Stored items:
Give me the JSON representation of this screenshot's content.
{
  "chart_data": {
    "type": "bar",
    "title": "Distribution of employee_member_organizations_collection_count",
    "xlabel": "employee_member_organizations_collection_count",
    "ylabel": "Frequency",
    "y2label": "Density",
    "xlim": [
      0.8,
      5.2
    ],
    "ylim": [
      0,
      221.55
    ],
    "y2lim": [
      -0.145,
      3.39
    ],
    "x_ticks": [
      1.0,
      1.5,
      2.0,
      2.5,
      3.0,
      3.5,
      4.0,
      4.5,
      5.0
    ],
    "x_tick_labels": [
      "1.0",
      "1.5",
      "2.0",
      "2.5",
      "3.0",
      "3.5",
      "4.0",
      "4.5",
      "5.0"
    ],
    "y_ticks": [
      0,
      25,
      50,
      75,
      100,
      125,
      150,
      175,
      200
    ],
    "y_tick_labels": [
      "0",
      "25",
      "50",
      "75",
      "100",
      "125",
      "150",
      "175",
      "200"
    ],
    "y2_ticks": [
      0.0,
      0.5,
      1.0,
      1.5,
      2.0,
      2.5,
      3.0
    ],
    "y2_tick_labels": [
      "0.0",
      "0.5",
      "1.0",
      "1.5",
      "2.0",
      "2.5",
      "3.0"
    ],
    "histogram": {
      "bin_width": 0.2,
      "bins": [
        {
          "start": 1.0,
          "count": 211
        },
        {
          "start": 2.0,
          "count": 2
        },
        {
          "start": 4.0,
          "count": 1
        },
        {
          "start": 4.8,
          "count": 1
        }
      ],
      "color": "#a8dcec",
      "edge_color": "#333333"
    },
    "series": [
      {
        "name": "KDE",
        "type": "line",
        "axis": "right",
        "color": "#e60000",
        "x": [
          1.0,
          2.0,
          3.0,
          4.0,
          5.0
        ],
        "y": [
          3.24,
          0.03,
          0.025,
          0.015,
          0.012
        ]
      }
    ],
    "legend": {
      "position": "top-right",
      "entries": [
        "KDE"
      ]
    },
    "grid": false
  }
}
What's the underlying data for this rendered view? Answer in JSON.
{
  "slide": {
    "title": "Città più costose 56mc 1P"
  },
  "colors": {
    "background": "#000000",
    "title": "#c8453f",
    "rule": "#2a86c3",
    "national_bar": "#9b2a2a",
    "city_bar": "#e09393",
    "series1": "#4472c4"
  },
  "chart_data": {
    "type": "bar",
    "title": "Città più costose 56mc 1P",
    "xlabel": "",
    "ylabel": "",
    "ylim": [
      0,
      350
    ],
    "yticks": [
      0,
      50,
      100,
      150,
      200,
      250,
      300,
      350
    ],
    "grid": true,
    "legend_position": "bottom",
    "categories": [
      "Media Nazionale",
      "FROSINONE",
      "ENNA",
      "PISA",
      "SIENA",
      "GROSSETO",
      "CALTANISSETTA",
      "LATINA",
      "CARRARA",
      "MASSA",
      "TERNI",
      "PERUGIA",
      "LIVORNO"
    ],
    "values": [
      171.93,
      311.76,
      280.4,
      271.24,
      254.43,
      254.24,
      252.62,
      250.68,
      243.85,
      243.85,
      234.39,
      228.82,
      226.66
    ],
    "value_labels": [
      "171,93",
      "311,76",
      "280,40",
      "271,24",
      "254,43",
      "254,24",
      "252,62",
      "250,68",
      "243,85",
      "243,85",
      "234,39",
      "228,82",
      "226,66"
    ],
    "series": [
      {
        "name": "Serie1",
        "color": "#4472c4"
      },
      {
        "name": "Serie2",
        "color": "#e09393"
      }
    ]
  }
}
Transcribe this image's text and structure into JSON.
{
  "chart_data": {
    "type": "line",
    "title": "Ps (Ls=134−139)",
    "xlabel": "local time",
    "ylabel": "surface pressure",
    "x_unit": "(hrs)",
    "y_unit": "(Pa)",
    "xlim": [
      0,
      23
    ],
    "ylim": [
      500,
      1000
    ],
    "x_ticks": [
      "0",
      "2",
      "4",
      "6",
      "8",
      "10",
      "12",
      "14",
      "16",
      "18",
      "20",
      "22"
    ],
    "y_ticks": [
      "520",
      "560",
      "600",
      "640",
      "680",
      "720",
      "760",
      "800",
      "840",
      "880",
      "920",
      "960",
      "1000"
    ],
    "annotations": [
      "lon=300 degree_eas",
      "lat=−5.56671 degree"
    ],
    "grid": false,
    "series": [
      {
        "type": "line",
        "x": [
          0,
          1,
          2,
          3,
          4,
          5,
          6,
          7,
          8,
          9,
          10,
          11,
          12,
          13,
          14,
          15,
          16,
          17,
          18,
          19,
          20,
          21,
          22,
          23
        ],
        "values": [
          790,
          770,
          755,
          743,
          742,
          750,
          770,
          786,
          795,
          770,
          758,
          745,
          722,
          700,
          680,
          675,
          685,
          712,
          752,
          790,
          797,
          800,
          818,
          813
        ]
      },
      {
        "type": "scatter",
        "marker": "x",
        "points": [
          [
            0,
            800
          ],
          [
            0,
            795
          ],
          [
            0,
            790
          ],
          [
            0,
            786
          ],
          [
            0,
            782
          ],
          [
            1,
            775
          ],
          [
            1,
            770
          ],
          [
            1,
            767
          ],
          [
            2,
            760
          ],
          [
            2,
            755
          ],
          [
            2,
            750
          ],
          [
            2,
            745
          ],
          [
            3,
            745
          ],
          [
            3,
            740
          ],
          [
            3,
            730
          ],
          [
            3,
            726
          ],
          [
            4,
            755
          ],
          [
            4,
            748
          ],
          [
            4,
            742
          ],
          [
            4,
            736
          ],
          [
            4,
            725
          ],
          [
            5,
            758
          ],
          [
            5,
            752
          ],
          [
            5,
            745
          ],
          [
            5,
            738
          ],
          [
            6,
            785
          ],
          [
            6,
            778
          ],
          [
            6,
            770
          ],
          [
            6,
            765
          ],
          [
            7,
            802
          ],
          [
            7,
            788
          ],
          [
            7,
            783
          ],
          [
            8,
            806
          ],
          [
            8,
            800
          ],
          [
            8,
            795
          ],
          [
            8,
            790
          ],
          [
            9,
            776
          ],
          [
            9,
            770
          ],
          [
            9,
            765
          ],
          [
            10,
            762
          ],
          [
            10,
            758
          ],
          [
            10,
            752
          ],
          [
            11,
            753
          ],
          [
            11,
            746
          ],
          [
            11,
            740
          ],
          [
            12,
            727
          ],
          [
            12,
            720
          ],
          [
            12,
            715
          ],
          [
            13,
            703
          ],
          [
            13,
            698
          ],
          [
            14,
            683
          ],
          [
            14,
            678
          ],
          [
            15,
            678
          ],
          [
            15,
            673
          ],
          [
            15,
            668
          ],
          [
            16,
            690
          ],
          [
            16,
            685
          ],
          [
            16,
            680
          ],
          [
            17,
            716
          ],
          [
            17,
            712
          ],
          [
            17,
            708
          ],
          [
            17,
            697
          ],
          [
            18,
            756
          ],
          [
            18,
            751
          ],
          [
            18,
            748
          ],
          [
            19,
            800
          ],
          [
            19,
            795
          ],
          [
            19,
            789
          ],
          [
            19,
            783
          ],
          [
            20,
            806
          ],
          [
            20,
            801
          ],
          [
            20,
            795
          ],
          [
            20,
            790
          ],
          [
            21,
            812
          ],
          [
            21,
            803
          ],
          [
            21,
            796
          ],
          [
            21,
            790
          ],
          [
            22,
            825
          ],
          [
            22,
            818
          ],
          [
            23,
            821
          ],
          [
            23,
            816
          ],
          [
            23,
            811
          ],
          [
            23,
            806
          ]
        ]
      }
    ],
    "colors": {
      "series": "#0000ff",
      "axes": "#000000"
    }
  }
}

Instructions for the task = All of the material above needs to be retyped word for word.

Correct response =
Give me the JSON representation of this screenshot's content.
{
  "chart_data": {
    "type": "bar",
    "title": "Distribution of employee_member_organizations_collection_count",
    "xlabel": "employee_member_organizations_collection_count",
    "ylabel": "Frequency",
    "y2label": "Density",
    "xlim": [
      0.8,
      5.2
    ],
    "ylim": [
      0,
      221.55
    ],
    "y2lim": [
      -0.145,
      3.39
    ],
    "x_ticks": [
      1.0,
      1.5,
      2.0,
      2.5,
      3.0,
      3.5,
      4.0,
      4.5,
      5.0
    ],
    "x_tick_labels": [
      "1.0",
      "1.5",
      "2.0",
      "2.5",
      "3.0",
      "3.5",
      "4.0",
      "4.5",
      "5.0"
    ],
    "y_ticks": [
      0,
      25,
      50,
      75,
      100,
      125,
      150,
      175,
      200
    ],
    "y_tick_labels": [
      "0",
      "25",
      "50",
      "75",
      "100",
      "125",
      "150",
      "175",
      "200"
    ],
    "y2_ticks": [
      0.0,
      0.5,
      1.0,
      1.5,
      2.0,
      2.5,
      3.0
    ],
    "y2_tick_labels": [
      "0.0",
      "0.5",
      "1.0",
      "1.5",
      "2.0",
      "2.5",
      "3.0"
    ],
    "histogram": {
      "bin_width": 0.2,
      "bins": [
        {
          "start": 1.0,
          "count": 211
        },
        {
          "start": 2.0,
          "count": 2
        },
        {
          "start": 4.0,
          "count": 1
        },
        {
          "start": 4.8,
          "count": 1
        }
      ],
      "color": "#a8dcec",
      "edge_color": "#333333"
    },
    "series": [
      {
        "name": "KDE",
        "type": "line",
        "axis": "right",
        "color": "#e60000",
        "x": [
          1.0,
          2.0,
          3.0,
          4.0,
          5.0
        ],
        "y": [
          3.24,
          0.03,
          0.025,
          0.015,
          0.012
        ]
      }
    ],
    "legend": {
      "position": "top-right",
      "entries": [
        "KDE"
      ]
    },
    "grid": false
  }
}
What's the underlying data for this rendered view? Answer in JSON.
{
  "slide": {
    "title": "Città più costose 56mc 1P"
  },
  "colors": {
    "background": "#000000",
    "title": "#c8453f",
    "rule": "#2a86c3",
    "national_bar": "#9b2a2a",
    "city_bar": "#e09393",
    "series1": "#4472c4"
  },
  "chart_data": {
    "type": "bar",
    "title": "Città più costose 56mc 1P",
    "xlabel": "",
    "ylabel": "",
    "ylim": [
      0,
      350
    ],
    "yticks": [
      0,
      50,
      100,
      150,
      200,
      250,
      300,
      350
    ],
    "grid": true,
    "legend_position": "bottom",
    "categories": [
      "Media Nazionale",
      "FROSINONE",
      "ENNA",
      "PISA",
      "SIENA",
      "GROSSETO",
      "CALTANISSETTA",
      "LATINA",
      "CARRARA",
      "MASSA",
      "TERNI",
      "PERUGIA",
      "LIVORNO"
    ],
    "values": [
      171.93,
      311.76,
      280.4,
      271.24,
      254.43,
      254.24,
      252.62,
      250.68,
      243.85,
      243.85,
      234.39,
      228.82,
      226.66
    ],
    "value_labels": [
      "171,93",
      "311,76",
      "280,40",
      "271,24",
      "254,43",
      "254,24",
      "252,62",
      "250,68",
      "243,85",
      "243,85",
      "234,39",
      "228,82",
      "226,66"
    ],
    "series": [
      {
        "name": "Serie1",
        "color": "#4472c4"
      },
      {
        "name": "Serie2",
        "color": "#e09393"
      }
    ]
  }
}
Transcribe this image's text and structure into JSON.
{
  "chart_data": {
    "type": "line",
    "title": "Ps (Ls=134−139)",
    "xlabel": "local time",
    "ylabel": "surface pressure",
    "x_unit": "(hrs)",
    "y_unit": "(Pa)",
    "xlim": [
      0,
      23
    ],
    "ylim": [
      500,
      1000
    ],
    "x_ticks": [
      "0",
      "2",
      "4",
      "6",
      "8",
      "10",
      "12",
      "14",
      "16",
      "18",
      "20",
      "22"
    ],
    "y_ticks": [
      "520",
      "560",
      "600",
      "640",
      "680",
      "720",
      "760",
      "800",
      "840",
      "880",
      "920",
      "960",
      "1000"
    ],
    "annotations": [
      "lon=300 degree_eas",
      "lat=−5.56671 degree"
    ],
    "grid": false,
    "series": [
      {
        "type": "line",
        "x": [
          0,
          1,
          2,
          3,
          4,
          5,
          6,
          7,
          8,
          9,
          10,
          11,
          12,
          13,
          14,
          15,
          16,
          17,
          18,
          19,
          20,
          21,
          22,
          23
        ],
        "values": [
          790,
          770,
          755,
          743,
          742,
          750,
          770,
          786,
          795,
          770,
          758,
          745,
          722,
          700,
          680,
          675,
          685,
          712,
          752,
          790,
          797,
          800,
          818,
          813
        ]
      },
      {
        "type": "scatter",
        "marker": "x",
        "points": [
          [
            0,
            800
          ],
          [
            0,
            795
          ],
          [
            0,
            790
          ],
          [
            0,
            786
          ],
          [
            0,
            782
          ],
          [
            1,
            775
          ],
          [
            1,
            770
          ],
          [
            1,
            767
          ],
          [
            2,
            760
          ],
          [
            2,
            755
          ],
          [
            2,
            750
          ],
          [
            2,
            745
          ],
          [
            3,
            745
          ],
          [
            3,
            740
          ],
          [
            3,
            730
          ],
          [
            3,
            726
          ],
          [
            4,
            755
          ],
          [
            4,
            748
          ],
          [
            4,
            742
          ],
          [
            4,
            736
          ],
          [
            4,
            725
          ],
          [
            5,
            758
          ],
          [
            5,
            752
          ],
          [
            5,
            745
          ],
          [
            5,
            738
          ],
          [
            6,
            785
          ],
          [
            6,
            778
          ],
          [
            6,
            770
          ],
          [
            6,
            765
          ],
          [
            7,
            802
          ],
          [
            7,
            788
          ],
          [
            7,
            783
          ],
          [
            8,
            806
          ],
          [
            8,
            800
          ],
          [
            8,
            795
          ],
          [
            8,
            790
          ],
          [
            9,
            776
          ],
          [
            9,
            770
          ],
          [
            9,
            765
          ],
          [
            10,
            762
          ],
          [
            10,
            758
          ],
          [
            10,
            752
          ],
          [
            11,
            753
          ],
          [
            11,
            746
          ],
          [
            11,
            740
          ],
          [
            12,
            727
          ],
          [
            12,
            720
          ],
          [
            12,
            715
          ],
          [
            13,
            703
          ],
          [
            13,
            698
          ],
          [
            14,
            683
          ],
          [
            14,
            678
          ],
          [
            15,
            678
          ],
          [
            15,
            673
          ],
          [
            15,
            668
          ],
          [
            16,
            690
          ],
          [
            16,
            685
          ],
          [
            16,
            680
          ],
          [
            17,
            716
          ],
          [
            17,
            712
          ],
          [
            17,
            708
          ],
          [
            17,
            697
          ],
          [
            18,
            756
          ],
          [
            18,
            751
          ],
          [
            18,
            748
          ],
          [
            19,
            800
          ],
          [
            19,
            795
          ],
          [
            19,
            789
          ],
          [
            19,
            783
          ],
          [
            20,
            806
          ],
          [
            20,
            801
          ],
          [
            20,
            795
          ],
          [
            20,
            790
          ],
          [
            21,
            812
          ],
          [
            21,
            803
          ],
          [
            21,
            796
          ],
          [
            21,
            790
          ],
          [
            22,
            825
          ],
          [
            22,
            818
          ],
          [
            23,
            821
          ],
          [
            23,
            816
          ],
          [
            23,
            811
          ],
          [
            23,
            806
          ]
        ]
      }
    ],
    "colors": {
      "series": "#0000ff",
      "axes": "#000000"
    }
  }
}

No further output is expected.